INSTRUCTIONS TO FOLLOW → Copy every line in which the string "SiO₂" occurs.
=-=-=-=-=
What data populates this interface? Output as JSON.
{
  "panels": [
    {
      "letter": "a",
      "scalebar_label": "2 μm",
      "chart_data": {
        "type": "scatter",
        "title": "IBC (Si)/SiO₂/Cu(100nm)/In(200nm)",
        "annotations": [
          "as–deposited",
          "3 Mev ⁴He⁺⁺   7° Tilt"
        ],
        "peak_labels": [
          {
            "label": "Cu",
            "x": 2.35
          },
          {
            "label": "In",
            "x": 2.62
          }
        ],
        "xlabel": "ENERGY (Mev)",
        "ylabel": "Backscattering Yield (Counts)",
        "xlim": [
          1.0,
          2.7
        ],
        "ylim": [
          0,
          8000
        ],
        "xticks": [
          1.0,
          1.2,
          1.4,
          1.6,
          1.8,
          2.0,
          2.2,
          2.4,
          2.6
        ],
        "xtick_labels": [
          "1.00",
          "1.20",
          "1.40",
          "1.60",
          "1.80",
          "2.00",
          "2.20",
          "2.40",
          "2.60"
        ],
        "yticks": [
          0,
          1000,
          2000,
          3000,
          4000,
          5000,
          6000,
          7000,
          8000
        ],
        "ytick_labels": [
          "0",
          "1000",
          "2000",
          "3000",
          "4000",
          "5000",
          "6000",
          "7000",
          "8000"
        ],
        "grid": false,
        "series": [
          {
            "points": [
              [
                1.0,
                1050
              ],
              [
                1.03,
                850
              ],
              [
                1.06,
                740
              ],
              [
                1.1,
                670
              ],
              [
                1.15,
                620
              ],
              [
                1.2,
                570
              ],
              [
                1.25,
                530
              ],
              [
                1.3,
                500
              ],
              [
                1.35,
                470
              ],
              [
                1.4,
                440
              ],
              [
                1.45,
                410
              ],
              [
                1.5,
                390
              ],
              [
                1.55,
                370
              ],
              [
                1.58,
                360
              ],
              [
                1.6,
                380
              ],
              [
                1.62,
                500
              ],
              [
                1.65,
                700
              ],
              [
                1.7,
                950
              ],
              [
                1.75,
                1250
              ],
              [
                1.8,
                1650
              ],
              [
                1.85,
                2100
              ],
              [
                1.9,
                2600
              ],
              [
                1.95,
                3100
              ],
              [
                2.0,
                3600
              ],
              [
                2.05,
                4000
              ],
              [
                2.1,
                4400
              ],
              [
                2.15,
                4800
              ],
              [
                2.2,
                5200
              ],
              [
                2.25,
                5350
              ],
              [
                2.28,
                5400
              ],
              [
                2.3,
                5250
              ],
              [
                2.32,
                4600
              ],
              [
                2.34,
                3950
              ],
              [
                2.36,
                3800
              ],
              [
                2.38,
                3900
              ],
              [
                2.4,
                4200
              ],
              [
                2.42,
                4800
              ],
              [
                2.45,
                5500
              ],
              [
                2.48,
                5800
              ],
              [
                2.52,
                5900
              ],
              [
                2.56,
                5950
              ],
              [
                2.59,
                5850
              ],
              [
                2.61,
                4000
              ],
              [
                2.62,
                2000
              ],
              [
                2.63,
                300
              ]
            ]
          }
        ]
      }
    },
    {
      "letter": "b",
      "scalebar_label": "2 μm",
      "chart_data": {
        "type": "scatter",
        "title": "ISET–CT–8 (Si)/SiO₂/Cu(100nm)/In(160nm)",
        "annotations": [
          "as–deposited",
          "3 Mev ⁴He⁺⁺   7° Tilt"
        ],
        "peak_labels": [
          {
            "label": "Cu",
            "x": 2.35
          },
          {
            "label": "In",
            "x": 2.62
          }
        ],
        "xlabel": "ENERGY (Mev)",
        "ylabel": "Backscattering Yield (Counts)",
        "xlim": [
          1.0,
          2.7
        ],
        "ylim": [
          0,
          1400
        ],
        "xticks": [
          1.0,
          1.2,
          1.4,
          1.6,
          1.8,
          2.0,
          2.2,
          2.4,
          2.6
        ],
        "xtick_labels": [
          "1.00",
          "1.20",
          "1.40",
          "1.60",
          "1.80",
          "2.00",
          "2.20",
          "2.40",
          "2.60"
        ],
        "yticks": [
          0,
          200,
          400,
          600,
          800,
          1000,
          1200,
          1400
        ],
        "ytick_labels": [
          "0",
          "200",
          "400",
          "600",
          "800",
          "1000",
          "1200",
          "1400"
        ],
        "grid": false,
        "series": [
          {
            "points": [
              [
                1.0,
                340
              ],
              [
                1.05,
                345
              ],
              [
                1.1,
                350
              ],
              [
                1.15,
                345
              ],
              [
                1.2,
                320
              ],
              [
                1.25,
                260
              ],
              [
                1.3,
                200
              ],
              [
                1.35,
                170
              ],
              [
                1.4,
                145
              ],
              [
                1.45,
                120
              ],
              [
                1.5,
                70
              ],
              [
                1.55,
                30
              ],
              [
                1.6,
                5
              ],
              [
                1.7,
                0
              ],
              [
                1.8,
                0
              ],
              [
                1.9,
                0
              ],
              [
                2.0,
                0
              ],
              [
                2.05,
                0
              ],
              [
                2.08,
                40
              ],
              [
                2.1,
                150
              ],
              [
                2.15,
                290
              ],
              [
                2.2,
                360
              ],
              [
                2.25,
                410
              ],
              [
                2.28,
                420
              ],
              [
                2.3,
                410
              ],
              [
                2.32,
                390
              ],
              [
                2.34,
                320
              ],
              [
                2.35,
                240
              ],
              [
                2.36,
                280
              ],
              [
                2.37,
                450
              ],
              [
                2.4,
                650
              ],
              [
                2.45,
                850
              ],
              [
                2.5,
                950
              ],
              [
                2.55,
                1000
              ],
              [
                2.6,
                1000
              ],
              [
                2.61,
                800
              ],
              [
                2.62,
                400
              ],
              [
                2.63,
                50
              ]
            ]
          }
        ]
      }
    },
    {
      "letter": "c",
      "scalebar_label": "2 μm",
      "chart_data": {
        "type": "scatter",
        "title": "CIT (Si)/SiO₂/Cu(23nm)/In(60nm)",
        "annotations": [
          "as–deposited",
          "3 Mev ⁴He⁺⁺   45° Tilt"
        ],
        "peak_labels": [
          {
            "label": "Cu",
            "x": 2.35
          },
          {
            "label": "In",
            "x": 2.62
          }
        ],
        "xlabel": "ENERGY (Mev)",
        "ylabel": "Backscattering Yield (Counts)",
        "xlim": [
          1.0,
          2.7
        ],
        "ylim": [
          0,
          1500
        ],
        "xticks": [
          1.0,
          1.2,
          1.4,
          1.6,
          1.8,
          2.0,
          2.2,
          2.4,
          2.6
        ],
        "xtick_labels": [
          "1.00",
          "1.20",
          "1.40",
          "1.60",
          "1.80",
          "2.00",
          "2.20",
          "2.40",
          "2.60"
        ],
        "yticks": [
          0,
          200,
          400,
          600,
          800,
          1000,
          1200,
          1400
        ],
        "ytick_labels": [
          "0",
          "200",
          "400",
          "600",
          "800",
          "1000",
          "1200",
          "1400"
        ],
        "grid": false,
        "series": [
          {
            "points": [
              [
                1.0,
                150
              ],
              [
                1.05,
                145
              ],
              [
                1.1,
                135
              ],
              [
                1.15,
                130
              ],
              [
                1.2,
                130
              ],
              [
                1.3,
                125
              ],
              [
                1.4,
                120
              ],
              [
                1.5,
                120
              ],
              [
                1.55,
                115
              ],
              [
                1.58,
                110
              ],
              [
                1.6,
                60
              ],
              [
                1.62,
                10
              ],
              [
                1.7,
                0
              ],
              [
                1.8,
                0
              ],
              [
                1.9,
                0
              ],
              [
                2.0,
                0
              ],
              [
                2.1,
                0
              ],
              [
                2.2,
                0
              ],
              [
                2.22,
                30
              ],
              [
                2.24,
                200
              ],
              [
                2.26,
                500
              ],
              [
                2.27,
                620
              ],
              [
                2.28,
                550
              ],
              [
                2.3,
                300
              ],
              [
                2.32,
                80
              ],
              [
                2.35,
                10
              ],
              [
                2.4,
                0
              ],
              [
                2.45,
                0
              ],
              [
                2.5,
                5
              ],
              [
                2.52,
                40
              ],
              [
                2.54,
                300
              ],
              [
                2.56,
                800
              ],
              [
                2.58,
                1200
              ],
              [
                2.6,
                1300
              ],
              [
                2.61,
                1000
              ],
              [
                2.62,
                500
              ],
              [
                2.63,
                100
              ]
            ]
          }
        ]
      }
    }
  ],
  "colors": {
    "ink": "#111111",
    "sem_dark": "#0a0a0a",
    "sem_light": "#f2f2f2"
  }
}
=-=-=-=-=
RESULT OF THIS EXERCISE →
        "title": "IBC (Si)/SiO₂/Cu(100nm)/In(200nm)",
        "title": "ISET–CT–8 (Si)/SiO₂/Cu(100nm)/In(160nm)",
        "title": "CIT (Si)/SiO₂/Cu(23nm)/In(60nm)",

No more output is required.